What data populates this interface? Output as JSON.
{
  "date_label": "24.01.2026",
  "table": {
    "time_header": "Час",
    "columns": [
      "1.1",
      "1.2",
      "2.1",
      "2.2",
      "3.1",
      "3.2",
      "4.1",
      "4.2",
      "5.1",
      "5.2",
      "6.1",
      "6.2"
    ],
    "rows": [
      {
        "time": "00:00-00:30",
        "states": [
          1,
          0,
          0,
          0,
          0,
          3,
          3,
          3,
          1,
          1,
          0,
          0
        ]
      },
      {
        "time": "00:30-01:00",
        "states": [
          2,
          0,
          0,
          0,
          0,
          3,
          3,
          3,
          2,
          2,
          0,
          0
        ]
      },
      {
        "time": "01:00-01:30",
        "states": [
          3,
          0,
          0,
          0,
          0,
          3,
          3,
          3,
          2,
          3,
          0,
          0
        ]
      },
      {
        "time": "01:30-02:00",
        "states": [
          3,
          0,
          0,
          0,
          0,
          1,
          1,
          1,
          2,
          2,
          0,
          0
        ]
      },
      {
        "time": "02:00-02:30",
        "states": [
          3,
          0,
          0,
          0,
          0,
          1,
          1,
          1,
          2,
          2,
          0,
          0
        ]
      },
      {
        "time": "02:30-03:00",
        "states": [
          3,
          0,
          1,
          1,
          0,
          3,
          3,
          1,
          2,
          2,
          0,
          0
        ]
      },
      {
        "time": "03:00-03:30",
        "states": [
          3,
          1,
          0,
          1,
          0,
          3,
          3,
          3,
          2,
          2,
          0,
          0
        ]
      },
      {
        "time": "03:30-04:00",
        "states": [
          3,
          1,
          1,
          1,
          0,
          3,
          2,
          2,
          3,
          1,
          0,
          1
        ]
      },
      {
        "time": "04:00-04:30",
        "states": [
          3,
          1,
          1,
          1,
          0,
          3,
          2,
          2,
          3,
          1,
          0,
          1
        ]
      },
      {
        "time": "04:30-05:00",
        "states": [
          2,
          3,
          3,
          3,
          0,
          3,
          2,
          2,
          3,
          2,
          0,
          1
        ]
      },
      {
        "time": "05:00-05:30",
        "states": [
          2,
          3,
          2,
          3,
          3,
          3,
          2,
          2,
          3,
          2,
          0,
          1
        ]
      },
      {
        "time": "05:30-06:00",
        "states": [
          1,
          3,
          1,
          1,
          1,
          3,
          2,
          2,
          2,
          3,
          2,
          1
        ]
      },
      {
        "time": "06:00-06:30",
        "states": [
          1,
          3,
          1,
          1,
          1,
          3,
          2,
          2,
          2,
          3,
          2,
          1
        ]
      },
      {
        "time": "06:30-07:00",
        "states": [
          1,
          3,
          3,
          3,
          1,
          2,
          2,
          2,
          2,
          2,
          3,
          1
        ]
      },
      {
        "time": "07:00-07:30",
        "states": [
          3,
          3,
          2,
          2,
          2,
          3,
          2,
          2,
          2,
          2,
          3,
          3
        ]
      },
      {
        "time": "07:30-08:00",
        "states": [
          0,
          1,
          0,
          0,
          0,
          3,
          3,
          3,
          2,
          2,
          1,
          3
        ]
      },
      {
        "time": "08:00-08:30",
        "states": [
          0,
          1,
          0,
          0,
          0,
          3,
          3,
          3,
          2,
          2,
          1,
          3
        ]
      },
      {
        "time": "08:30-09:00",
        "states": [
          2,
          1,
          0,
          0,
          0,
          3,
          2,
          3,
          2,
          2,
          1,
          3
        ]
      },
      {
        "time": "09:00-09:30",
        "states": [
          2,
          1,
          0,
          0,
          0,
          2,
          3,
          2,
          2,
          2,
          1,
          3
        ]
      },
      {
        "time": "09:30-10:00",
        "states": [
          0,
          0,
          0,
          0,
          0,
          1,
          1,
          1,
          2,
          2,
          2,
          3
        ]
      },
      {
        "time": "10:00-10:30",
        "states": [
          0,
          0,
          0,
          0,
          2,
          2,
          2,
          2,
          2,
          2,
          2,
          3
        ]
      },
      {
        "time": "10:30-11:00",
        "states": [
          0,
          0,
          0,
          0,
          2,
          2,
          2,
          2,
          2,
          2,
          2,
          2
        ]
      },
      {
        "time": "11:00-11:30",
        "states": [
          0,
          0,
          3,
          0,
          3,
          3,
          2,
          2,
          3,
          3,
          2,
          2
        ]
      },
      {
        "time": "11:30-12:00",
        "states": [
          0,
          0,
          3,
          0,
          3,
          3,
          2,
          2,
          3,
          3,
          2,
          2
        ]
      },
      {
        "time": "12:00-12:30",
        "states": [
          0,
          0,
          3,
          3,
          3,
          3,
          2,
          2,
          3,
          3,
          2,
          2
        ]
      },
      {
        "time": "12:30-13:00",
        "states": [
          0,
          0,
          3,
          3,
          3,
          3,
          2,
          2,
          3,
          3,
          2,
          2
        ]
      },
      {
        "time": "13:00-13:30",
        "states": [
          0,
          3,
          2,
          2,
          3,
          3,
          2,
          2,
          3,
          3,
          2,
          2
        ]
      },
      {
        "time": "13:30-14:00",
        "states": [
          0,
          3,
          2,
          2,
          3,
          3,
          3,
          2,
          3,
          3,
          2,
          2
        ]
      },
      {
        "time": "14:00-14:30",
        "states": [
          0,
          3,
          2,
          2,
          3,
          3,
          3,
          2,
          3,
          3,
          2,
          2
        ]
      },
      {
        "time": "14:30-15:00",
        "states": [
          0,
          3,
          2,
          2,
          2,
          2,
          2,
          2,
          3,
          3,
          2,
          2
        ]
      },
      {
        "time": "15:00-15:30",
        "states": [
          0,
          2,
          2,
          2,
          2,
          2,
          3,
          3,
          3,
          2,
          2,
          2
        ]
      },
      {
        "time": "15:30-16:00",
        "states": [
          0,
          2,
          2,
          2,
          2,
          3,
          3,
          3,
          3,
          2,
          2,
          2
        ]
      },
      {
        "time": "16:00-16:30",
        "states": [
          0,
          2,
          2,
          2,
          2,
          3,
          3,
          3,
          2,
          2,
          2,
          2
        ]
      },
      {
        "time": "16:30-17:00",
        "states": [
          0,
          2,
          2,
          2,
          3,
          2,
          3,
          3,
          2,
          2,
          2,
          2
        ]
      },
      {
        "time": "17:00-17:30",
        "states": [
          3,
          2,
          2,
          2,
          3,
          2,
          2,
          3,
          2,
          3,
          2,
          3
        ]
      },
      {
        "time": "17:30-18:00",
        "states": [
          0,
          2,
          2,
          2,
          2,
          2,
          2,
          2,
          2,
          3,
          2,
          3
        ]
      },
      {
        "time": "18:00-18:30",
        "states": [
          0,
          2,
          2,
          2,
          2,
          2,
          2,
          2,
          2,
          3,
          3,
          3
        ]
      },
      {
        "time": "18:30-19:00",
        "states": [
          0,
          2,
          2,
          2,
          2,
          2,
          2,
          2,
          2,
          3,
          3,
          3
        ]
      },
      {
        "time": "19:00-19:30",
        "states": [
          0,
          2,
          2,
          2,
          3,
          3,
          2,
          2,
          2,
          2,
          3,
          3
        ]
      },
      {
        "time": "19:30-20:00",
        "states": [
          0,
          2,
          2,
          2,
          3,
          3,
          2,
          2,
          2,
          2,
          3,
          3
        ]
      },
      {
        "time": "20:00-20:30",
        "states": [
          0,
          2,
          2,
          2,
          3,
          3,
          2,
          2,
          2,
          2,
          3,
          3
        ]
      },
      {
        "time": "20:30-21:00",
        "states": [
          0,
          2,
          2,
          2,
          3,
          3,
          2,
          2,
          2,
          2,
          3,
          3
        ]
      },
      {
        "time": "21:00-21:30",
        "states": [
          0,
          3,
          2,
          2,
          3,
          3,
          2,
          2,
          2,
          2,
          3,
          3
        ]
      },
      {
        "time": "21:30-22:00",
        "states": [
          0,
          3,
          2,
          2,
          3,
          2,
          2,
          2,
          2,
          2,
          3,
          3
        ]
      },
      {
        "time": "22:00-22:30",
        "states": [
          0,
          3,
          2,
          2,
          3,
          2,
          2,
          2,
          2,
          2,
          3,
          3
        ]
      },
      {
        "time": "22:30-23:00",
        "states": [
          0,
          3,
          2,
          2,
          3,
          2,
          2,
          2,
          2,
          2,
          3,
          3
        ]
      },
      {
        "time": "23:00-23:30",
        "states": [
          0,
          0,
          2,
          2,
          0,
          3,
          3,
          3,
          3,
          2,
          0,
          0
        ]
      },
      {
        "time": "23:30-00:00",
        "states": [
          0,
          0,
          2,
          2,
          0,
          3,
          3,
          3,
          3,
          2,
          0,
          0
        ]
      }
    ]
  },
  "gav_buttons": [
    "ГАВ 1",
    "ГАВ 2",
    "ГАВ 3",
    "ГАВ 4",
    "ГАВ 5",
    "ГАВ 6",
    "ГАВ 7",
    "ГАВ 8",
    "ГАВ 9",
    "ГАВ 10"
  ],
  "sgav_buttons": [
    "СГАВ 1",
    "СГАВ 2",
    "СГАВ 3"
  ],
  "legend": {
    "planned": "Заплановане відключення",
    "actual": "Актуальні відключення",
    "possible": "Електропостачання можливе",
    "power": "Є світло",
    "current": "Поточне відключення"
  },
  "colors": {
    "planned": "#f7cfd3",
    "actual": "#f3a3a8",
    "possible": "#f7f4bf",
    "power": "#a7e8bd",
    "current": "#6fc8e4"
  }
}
# # # # # # #
**EXERCISE DETAILS**.
Identify every line above that includes the word "actual", and show those lines.

**WRITTEN ANSWER**.
    "actual": "Актуальні відключення",
    "actual": "#f3a3a8",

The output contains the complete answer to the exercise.